## START
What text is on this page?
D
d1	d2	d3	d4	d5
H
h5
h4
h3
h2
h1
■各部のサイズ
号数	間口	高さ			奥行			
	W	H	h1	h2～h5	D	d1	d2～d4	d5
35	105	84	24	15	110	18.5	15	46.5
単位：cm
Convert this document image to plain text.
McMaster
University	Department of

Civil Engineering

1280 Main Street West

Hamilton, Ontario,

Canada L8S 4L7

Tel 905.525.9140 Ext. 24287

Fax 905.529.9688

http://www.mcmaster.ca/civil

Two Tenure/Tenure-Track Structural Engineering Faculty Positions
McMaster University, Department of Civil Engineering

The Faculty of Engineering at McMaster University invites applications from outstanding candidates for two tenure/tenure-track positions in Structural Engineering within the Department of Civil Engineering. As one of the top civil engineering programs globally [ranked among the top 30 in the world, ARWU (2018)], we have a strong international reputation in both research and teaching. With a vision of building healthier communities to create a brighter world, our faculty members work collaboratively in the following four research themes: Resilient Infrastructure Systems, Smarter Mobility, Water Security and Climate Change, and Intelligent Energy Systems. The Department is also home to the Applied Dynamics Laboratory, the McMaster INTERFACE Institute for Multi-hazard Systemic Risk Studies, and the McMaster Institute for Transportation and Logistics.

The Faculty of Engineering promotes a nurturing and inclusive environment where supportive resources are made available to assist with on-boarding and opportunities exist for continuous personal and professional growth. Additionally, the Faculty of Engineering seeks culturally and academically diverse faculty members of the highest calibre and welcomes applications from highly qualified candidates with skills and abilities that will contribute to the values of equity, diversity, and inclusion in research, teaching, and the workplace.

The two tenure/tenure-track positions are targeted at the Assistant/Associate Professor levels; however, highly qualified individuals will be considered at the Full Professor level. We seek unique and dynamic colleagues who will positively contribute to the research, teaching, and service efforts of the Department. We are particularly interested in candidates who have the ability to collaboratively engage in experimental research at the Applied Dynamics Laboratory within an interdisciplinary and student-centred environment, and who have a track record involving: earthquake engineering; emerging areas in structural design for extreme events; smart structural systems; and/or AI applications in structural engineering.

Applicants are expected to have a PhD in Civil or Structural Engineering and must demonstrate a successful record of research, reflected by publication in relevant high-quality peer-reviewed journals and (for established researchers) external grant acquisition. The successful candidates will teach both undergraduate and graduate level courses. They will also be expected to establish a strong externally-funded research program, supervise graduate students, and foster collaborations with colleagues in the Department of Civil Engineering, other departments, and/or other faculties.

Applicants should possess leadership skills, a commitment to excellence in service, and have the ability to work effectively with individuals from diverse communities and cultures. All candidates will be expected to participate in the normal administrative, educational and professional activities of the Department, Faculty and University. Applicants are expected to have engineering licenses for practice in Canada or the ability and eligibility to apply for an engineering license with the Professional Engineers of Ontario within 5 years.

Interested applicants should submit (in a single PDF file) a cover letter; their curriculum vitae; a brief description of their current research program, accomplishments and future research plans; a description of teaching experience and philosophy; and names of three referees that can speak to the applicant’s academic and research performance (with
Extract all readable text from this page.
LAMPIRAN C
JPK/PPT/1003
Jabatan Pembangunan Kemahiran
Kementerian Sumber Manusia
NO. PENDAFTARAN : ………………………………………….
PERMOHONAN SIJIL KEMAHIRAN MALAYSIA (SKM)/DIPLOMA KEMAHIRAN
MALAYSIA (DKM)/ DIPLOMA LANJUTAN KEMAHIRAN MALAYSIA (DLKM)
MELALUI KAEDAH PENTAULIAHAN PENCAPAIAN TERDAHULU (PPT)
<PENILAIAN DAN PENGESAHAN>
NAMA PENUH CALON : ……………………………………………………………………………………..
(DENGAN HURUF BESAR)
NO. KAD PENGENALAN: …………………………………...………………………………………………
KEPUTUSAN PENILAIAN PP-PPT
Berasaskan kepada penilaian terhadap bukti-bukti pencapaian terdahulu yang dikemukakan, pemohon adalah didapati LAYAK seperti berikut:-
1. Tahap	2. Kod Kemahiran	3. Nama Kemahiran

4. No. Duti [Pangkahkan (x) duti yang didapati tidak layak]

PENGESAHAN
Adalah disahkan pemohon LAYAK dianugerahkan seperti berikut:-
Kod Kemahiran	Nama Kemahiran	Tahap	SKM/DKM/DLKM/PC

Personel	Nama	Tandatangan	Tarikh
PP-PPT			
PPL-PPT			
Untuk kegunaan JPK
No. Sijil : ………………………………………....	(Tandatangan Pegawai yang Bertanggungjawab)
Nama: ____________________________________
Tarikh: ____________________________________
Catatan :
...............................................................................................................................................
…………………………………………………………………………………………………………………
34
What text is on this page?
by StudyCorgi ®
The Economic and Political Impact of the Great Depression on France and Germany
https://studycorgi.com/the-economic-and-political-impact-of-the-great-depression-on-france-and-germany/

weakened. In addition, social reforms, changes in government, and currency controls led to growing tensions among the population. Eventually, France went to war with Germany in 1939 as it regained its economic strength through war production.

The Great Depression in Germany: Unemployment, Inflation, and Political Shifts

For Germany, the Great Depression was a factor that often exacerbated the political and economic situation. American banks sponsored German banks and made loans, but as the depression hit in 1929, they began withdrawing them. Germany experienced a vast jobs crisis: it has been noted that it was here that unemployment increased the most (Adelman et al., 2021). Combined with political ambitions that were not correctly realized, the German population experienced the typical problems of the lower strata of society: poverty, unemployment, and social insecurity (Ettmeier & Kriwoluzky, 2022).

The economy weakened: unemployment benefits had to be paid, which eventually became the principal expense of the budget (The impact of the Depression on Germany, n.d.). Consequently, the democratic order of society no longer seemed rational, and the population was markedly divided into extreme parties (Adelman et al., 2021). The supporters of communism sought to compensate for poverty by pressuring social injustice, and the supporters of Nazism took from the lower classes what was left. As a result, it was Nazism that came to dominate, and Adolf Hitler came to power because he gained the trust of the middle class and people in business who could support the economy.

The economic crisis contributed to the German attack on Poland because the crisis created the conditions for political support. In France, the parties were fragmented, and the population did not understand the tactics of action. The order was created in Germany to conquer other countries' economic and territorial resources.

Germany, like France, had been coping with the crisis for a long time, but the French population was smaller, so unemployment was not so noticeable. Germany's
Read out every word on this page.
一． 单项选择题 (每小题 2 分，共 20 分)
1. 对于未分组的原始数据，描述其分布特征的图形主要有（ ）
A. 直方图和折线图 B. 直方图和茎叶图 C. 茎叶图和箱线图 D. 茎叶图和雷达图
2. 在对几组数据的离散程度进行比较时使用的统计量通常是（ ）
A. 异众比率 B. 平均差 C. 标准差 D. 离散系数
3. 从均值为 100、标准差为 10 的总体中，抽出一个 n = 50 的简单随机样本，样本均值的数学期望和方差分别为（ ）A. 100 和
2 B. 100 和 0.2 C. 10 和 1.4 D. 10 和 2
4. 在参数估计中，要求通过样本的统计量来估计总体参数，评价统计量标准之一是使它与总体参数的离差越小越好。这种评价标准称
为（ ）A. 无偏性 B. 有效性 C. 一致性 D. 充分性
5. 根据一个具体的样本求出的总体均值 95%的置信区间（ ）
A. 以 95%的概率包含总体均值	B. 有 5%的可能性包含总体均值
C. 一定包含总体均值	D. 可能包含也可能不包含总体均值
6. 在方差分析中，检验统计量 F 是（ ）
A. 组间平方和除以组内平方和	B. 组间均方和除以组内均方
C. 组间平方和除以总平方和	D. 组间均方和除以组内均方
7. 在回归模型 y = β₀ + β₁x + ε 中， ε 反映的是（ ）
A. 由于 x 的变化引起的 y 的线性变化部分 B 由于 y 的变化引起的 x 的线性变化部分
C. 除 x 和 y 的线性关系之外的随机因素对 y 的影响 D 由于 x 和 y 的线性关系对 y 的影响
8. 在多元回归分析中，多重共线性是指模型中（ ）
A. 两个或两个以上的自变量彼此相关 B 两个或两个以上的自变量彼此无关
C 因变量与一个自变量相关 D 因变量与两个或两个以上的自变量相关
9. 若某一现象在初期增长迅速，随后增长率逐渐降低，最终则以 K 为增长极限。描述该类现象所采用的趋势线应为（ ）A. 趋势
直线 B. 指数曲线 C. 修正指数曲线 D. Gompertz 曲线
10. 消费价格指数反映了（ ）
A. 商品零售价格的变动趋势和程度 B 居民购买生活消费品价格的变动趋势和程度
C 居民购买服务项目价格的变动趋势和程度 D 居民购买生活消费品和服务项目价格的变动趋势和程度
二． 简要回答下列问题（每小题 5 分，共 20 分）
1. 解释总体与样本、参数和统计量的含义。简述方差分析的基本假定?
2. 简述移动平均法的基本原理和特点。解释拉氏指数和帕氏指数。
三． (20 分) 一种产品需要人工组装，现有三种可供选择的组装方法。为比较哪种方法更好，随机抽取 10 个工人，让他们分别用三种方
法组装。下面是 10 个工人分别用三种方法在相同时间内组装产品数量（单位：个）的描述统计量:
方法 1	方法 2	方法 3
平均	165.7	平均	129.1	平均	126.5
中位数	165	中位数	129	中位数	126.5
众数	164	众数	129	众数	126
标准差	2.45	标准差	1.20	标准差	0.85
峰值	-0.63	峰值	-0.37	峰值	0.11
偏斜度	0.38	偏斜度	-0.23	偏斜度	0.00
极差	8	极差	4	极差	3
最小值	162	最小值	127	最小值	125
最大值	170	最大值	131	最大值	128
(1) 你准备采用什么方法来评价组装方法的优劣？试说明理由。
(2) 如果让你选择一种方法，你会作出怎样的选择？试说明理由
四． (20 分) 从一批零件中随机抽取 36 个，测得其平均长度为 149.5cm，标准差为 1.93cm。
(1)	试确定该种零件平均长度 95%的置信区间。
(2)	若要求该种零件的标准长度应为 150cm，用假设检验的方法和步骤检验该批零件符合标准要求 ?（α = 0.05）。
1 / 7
## END
▶ _Exercise aim_:
Find every line in the entries that includes the word "seperti", then state how many there are and nothing else.

▶ _Exercise answer_:
2